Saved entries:
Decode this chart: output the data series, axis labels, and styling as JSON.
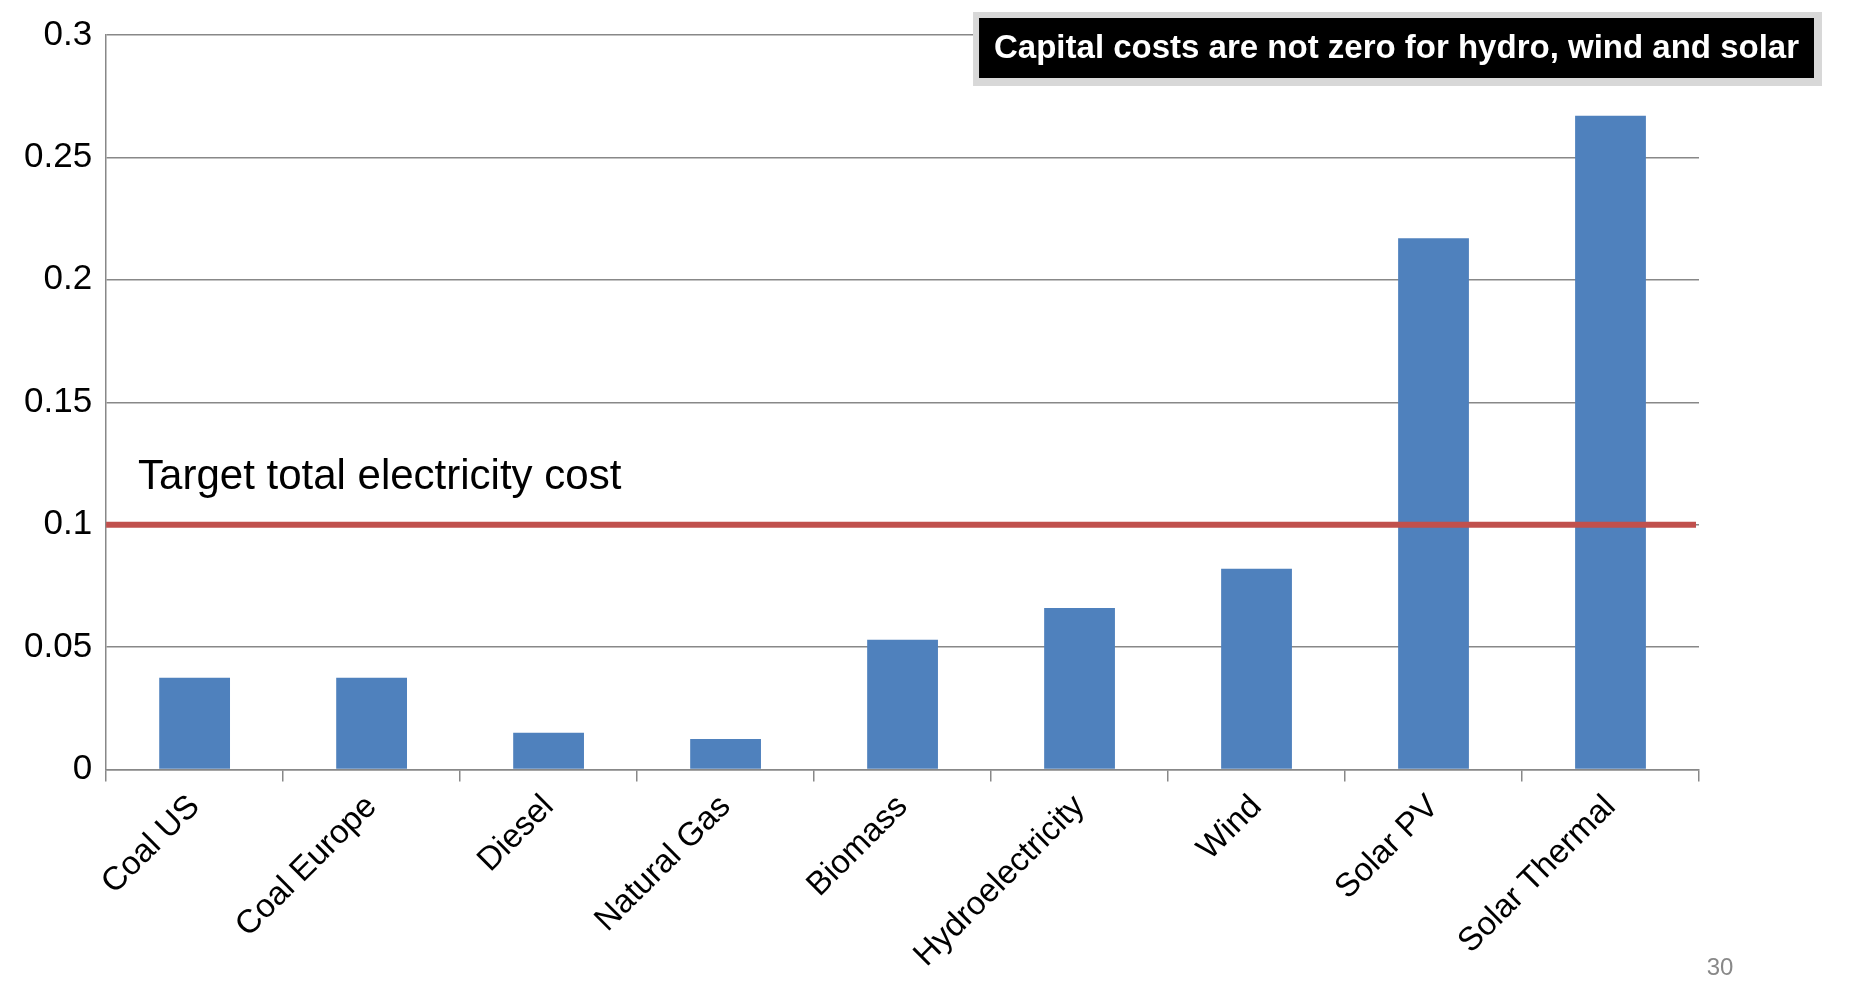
{
  "chart_data": {
    "type": "bar",
    "categories": [
      "Coal US",
      "Coal Europe",
      "Diesel",
      "Natural Gas",
      "Biomass",
      "Hydroelectricity",
      "Wind",
      "Solar PV",
      "Solar Thermal"
    ],
    "values": [
      0.0375,
      0.0375,
      0.015,
      0.0125,
      0.053,
      0.066,
      0.082,
      0.217,
      0.267
    ],
    "color": "#4f81bd",
    "ylim": [
      0,
      0.3
    ],
    "yticks": [
      0,
      0.05,
      0.1,
      0.15,
      0.2,
      0.25,
      0.3
    ],
    "grid": "y",
    "ref_lines": [
      {
        "axis": "y",
        "value": 0.1,
        "label": "Target total electricity cost",
        "color": "#c0504d"
      }
    ],
    "annotations": [
      "Capital costs are not zero for hydro, wind and solar",
      "30"
    ]
  }
}
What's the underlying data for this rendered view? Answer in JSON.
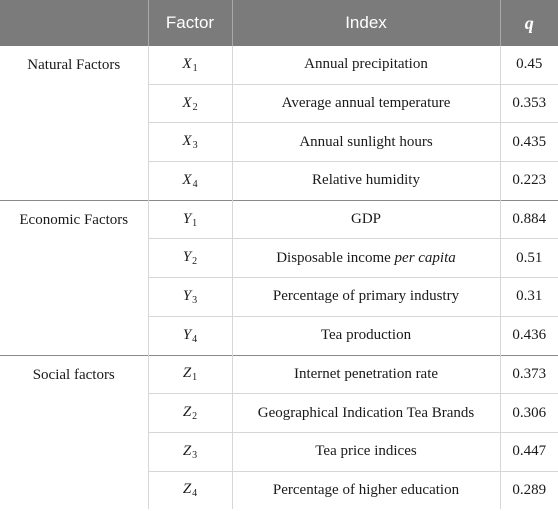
{
  "header": {
    "col0": "",
    "col1": "Factor",
    "col2": "Index",
    "col3": "q"
  },
  "groups": [
    {
      "label": "Natural Factors",
      "rows": [
        {
          "letter": "X",
          "sub": "1",
          "index": "Annual precipitation",
          "index_emph": "",
          "q": "0.45"
        },
        {
          "letter": "X",
          "sub": "2",
          "index": "Average annual temperature",
          "index_emph": "",
          "q": "0.353"
        },
        {
          "letter": "X",
          "sub": "3",
          "index": "Annual sunlight hours",
          "index_emph": "",
          "q": "0.435"
        },
        {
          "letter": "X",
          "sub": "4",
          "index": "Relative humidity",
          "index_emph": "",
          "q": "0.223"
        }
      ]
    },
    {
      "label": "Economic Factors",
      "rows": [
        {
          "letter": "Y",
          "sub": "1",
          "index": "GDP",
          "index_emph": "",
          "q": "0.884"
        },
        {
          "letter": "Y",
          "sub": "2",
          "index": "Disposable income ",
          "index_emph": "per capita",
          "q": "0.51"
        },
        {
          "letter": "Y",
          "sub": "3",
          "index": "Percentage of primary industry",
          "index_emph": "",
          "q": "0.31"
        },
        {
          "letter": "Y",
          "sub": "4",
          "index": "Tea production",
          "index_emph": "",
          "q": "0.436"
        }
      ]
    },
    {
      "label": "Social factors",
      "rows": [
        {
          "letter": "Z",
          "sub": "1",
          "index": "Internet penetration rate",
          "index_emph": "",
          "q": "0.373"
        },
        {
          "letter": "Z",
          "sub": "2",
          "index": "Geographical Indication Tea Brands",
          "index_emph": "",
          "q": "0.306"
        },
        {
          "letter": "Z",
          "sub": "3",
          "index": "Tea price indices",
          "index_emph": "",
          "q": "0.447"
        },
        {
          "letter": "Z",
          "sub": "4",
          "index": "Percentage of higher education",
          "index_emph": "",
          "q": "0.289"
        }
      ]
    }
  ]
}
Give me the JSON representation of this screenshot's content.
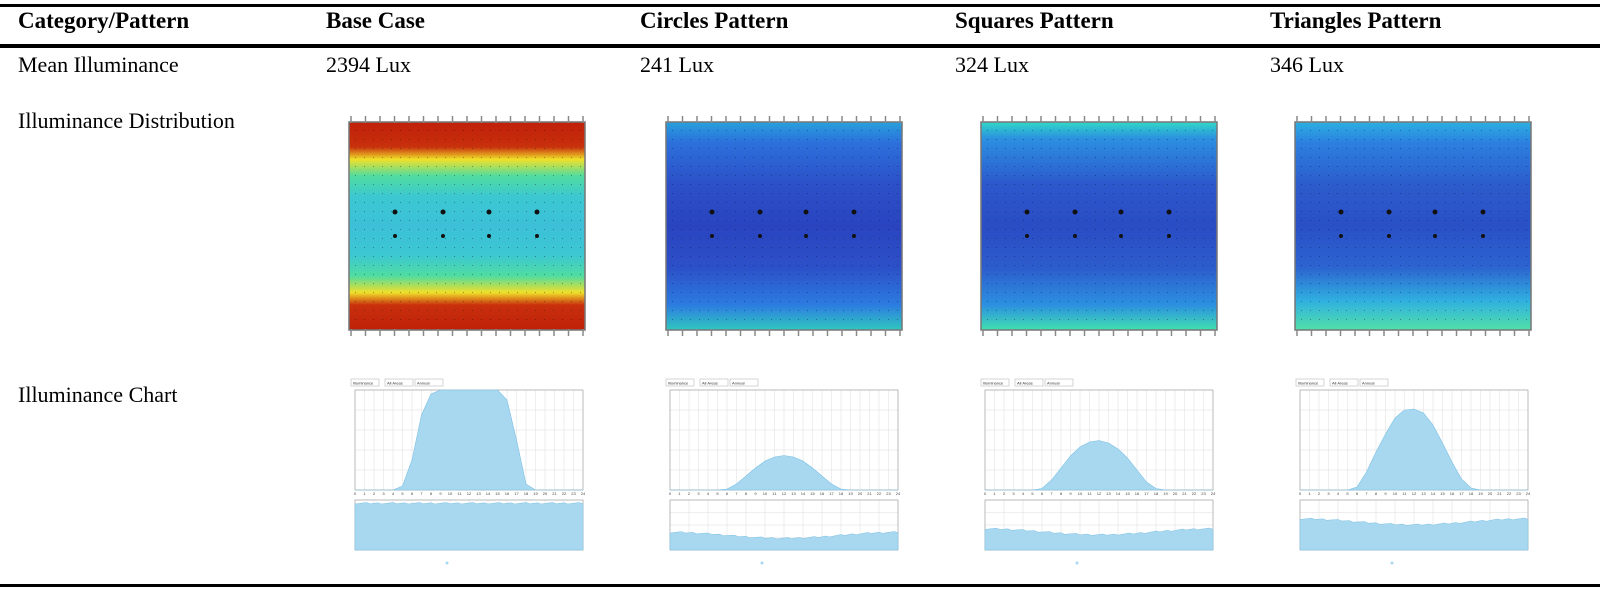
{
  "headers": [
    "Category/Pattern",
    "Base Case",
    "Circles Pattern",
    "Squares Pattern",
    "Triangles Pattern"
  ],
  "rows": {
    "mean_label": "Mean Illuminance",
    "dist_label": "Illuminance Distribution",
    "chart_label": "Illuminance Chart"
  },
  "cases": [
    {
      "mean": "2394 Lux",
      "map_style": "high"
    },
    {
      "mean": "241 Lux",
      "map_style": "low"
    },
    {
      "mean": "324 Lux",
      "map_style": "medlow"
    },
    {
      "mean": "346 Lux",
      "map_style": "med"
    }
  ],
  "colors": {
    "fill": "#a8d8f0",
    "stroke": "#7cc0e4",
    "grid": "#dddddd"
  },
  "chart_data": [
    {
      "type": "area",
      "x": [
        0,
        1,
        2,
        3,
        4,
        5,
        6,
        7,
        8,
        9,
        10,
        11,
        12,
        13,
        14,
        15,
        16,
        17,
        18,
        19,
        20,
        21,
        22,
        23,
        24
      ],
      "values": [
        0,
        0,
        0,
        0,
        0,
        40,
        300,
        750,
        960,
        1000,
        1000,
        1000,
        1000,
        1000,
        1000,
        1000,
        900,
        500,
        60,
        0,
        0,
        0,
        0,
        0,
        0
      ],
      "ylim": [
        0,
        1000
      ],
      "yearly_level": 0.92
    },
    {
      "type": "area",
      "x": [
        0,
        1,
        2,
        3,
        4,
        5,
        6,
        7,
        8,
        9,
        10,
        11,
        12,
        13,
        14,
        15,
        16,
        17,
        18,
        19,
        20,
        21,
        22,
        23,
        24
      ],
      "values": [
        0,
        0,
        0,
        0,
        0,
        0,
        10,
        60,
        140,
        220,
        290,
        330,
        345,
        330,
        290,
        220,
        140,
        60,
        10,
        0,
        0,
        0,
        0,
        0,
        0
      ],
      "ylim": [
        0,
        1000
      ],
      "yearly_level": 0.28
    },
    {
      "type": "area",
      "x": [
        0,
        1,
        2,
        3,
        4,
        5,
        6,
        7,
        8,
        9,
        10,
        11,
        12,
        13,
        14,
        15,
        16,
        17,
        18,
        19,
        20,
        21,
        22,
        23,
        24
      ],
      "values": [
        0,
        0,
        0,
        0,
        0,
        0,
        15,
        100,
        220,
        340,
        430,
        480,
        495,
        470,
        410,
        320,
        200,
        80,
        15,
        0,
        0,
        0,
        0,
        0,
        0
      ],
      "ylim": [
        0,
        1000
      ],
      "yearly_level": 0.35
    },
    {
      "type": "area",
      "x": [
        0,
        1,
        2,
        3,
        4,
        5,
        6,
        7,
        8,
        9,
        10,
        11,
        12,
        13,
        14,
        15,
        16,
        17,
        18,
        19,
        20,
        21,
        22,
        23,
        24
      ],
      "values": [
        0,
        0,
        0,
        0,
        0,
        0,
        30,
        180,
        380,
        560,
        720,
        800,
        810,
        770,
        650,
        470,
        280,
        110,
        20,
        0,
        0,
        0,
        0,
        0,
        0
      ],
      "ylim": [
        0,
        1000
      ],
      "yearly_level": 0.55
    }
  ]
}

* What you will do
What is the number of lines in these records that contain "this"? Reply with the number only.

* Task solution
3